→ **RECORD EXCERPTS**:
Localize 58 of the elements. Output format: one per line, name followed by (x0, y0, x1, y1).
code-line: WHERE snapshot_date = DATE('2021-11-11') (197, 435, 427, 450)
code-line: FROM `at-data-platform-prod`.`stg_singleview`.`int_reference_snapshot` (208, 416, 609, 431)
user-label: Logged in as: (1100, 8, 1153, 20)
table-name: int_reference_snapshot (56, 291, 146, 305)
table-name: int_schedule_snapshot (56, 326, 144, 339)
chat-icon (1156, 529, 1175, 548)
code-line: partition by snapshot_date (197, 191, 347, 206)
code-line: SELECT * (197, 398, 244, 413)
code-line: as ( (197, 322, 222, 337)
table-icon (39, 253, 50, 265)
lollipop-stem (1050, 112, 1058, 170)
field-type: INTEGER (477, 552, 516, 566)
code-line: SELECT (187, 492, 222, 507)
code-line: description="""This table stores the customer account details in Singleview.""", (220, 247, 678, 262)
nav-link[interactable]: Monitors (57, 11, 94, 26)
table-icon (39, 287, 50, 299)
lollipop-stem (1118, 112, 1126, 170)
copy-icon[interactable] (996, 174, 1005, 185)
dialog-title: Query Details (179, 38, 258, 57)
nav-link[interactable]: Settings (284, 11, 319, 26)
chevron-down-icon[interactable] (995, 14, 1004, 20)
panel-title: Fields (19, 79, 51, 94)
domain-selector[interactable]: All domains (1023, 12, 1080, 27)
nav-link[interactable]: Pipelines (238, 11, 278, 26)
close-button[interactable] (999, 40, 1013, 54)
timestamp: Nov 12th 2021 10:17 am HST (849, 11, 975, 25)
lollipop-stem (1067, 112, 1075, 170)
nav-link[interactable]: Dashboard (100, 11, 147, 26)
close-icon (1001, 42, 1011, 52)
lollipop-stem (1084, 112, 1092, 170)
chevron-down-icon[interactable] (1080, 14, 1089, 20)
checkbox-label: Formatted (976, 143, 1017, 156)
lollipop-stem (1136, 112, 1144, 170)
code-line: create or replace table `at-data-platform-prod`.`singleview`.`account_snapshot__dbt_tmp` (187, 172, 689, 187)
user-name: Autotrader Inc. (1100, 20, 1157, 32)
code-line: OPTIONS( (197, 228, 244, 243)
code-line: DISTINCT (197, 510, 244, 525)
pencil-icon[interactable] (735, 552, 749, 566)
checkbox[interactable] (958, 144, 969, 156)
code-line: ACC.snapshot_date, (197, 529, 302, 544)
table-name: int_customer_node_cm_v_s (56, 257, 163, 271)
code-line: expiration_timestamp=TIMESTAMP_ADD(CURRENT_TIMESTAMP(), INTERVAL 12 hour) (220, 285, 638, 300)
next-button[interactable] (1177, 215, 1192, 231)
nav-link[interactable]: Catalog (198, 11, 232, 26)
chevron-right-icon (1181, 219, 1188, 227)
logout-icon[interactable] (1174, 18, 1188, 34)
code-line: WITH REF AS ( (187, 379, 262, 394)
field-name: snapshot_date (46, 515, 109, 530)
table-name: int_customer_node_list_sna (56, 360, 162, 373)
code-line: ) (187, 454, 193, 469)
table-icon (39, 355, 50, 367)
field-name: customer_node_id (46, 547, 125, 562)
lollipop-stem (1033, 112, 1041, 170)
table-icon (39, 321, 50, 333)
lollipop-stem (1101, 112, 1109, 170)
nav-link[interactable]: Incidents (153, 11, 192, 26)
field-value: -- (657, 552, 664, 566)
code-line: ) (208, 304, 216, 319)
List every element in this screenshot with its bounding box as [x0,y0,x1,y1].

→ **GOAL**: Copy the records word for word, starting at their first line and going on through the line that contains "chat-icon (1156, 529, 1175, 548)".

→ **REPLY TO THE TASK**:
Localize 58 of the elements. Output format: one per line, name followed by (x0, y0, x1, y1).
code-line: WHERE snapshot_date = DATE('2021-11-11') (197, 435, 427, 450)
code-line: FROM `at-data-platform-prod`.`stg_singleview`.`int_reference_snapshot` (208, 416, 609, 431)
user-label: Logged in as: (1100, 8, 1153, 20)
table-name: int_reference_snapshot (56, 291, 146, 305)
table-name: int_schedule_snapshot (56, 326, 144, 339)
chat-icon (1156, 529, 1175, 548)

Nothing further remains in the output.